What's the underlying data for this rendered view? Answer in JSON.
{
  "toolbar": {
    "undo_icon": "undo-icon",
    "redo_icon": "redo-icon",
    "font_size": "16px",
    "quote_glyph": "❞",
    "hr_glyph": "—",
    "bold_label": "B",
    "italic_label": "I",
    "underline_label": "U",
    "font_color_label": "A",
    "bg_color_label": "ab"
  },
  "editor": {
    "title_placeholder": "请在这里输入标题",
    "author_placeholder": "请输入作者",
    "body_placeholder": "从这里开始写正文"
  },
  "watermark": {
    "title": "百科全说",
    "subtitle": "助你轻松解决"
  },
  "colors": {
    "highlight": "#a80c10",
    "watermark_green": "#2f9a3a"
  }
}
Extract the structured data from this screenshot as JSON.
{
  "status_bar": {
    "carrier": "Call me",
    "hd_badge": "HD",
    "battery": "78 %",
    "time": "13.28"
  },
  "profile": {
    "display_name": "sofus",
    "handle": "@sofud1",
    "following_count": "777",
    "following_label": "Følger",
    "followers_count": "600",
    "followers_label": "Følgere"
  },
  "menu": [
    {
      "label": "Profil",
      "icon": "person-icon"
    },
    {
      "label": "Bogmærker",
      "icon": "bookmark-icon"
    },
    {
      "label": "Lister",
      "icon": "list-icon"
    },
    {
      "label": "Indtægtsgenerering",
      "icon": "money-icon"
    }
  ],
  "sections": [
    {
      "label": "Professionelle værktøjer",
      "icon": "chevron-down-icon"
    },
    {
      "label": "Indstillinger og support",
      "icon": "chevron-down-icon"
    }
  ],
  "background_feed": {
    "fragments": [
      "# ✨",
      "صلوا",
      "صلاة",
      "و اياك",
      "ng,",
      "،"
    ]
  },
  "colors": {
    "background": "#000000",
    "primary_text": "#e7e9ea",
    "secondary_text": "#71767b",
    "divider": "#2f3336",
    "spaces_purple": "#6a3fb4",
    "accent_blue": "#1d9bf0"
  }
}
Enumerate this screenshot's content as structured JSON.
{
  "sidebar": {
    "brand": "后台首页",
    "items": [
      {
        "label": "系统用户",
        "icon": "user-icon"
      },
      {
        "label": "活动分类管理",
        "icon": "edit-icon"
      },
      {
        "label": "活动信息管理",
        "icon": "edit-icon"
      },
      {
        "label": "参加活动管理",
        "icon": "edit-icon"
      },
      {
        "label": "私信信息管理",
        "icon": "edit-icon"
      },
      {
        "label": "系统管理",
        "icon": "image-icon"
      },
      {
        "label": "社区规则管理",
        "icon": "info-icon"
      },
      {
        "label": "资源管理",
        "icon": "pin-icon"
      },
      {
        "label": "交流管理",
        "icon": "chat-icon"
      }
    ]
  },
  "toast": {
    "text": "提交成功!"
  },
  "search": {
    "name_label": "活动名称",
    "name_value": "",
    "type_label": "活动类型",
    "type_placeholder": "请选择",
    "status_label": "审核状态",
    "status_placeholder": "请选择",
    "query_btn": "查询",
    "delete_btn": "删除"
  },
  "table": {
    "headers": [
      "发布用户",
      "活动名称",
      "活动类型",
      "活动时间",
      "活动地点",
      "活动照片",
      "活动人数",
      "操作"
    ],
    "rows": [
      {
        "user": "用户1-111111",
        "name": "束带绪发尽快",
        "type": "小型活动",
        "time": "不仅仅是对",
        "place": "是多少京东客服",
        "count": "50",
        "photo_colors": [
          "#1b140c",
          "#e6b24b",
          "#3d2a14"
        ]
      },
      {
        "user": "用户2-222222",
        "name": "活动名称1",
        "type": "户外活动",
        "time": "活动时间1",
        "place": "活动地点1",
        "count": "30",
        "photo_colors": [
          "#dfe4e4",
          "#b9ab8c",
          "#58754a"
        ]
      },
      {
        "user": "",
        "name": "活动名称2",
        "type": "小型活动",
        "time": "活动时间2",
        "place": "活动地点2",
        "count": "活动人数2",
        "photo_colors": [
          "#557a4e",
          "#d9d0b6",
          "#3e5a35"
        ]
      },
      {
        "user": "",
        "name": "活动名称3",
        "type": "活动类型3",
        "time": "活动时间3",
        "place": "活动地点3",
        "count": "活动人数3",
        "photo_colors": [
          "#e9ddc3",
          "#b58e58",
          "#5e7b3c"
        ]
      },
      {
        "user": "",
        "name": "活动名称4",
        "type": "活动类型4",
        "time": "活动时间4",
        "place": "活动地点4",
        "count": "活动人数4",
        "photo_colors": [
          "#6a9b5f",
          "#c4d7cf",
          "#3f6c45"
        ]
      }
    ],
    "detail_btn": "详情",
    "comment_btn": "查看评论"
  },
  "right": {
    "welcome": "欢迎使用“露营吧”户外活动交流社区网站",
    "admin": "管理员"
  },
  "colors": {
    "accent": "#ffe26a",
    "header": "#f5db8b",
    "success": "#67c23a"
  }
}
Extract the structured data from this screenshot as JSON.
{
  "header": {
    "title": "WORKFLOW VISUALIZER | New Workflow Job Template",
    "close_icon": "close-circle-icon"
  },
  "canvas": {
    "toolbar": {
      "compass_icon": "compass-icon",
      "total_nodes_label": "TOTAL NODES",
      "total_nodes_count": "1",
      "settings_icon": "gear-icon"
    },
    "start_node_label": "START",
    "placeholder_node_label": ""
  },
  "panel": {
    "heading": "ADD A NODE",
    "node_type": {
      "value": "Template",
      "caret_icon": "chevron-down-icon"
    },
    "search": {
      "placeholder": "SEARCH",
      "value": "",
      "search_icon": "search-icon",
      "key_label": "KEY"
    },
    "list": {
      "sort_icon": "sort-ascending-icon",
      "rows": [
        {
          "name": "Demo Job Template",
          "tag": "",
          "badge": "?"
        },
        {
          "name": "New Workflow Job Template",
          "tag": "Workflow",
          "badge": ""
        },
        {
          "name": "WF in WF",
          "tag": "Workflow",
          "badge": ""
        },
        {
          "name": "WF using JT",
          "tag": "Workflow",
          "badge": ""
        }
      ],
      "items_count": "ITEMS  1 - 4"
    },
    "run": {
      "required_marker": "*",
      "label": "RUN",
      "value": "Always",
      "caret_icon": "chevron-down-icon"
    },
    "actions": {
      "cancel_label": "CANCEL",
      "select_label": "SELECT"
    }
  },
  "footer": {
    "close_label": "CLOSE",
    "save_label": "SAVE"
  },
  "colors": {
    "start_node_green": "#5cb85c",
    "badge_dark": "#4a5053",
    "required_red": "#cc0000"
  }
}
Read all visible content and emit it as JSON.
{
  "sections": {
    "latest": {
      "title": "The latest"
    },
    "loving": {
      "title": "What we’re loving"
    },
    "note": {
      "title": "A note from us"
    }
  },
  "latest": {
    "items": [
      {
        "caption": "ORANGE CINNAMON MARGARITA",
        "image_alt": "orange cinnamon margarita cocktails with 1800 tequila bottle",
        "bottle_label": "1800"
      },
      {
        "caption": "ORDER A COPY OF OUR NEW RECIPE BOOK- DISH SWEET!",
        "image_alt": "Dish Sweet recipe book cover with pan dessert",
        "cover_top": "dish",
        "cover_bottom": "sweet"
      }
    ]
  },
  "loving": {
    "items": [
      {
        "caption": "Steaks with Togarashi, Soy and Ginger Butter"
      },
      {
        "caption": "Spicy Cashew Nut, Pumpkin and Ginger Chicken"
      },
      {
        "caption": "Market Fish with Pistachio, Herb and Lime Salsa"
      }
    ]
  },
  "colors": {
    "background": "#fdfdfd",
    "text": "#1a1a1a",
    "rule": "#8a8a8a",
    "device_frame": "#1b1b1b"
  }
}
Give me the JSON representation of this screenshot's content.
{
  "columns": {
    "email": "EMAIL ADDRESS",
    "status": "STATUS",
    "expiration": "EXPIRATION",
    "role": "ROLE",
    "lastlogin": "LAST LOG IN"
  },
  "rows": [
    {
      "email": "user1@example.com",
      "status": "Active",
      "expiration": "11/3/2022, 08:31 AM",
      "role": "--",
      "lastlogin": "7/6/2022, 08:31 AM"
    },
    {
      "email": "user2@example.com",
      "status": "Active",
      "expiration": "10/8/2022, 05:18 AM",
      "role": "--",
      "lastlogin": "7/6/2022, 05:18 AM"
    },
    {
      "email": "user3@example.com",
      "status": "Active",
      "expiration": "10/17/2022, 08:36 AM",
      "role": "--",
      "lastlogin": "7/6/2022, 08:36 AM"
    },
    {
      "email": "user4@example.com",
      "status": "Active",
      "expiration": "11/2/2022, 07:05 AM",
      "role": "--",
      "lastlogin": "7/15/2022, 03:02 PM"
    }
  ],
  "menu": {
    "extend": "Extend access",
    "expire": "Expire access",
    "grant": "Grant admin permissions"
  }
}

WHAT YOU NEED TO DO: Within the listing above, copy each line that has the string "time".

COMPLETED EXERCISE:
    "time": "13.28"
        "time": "不仅仅是对",
        "time": "活动时间1",
        "time": "活动时间2",
        "time": "活动时间3",
        "time": "活动时间4",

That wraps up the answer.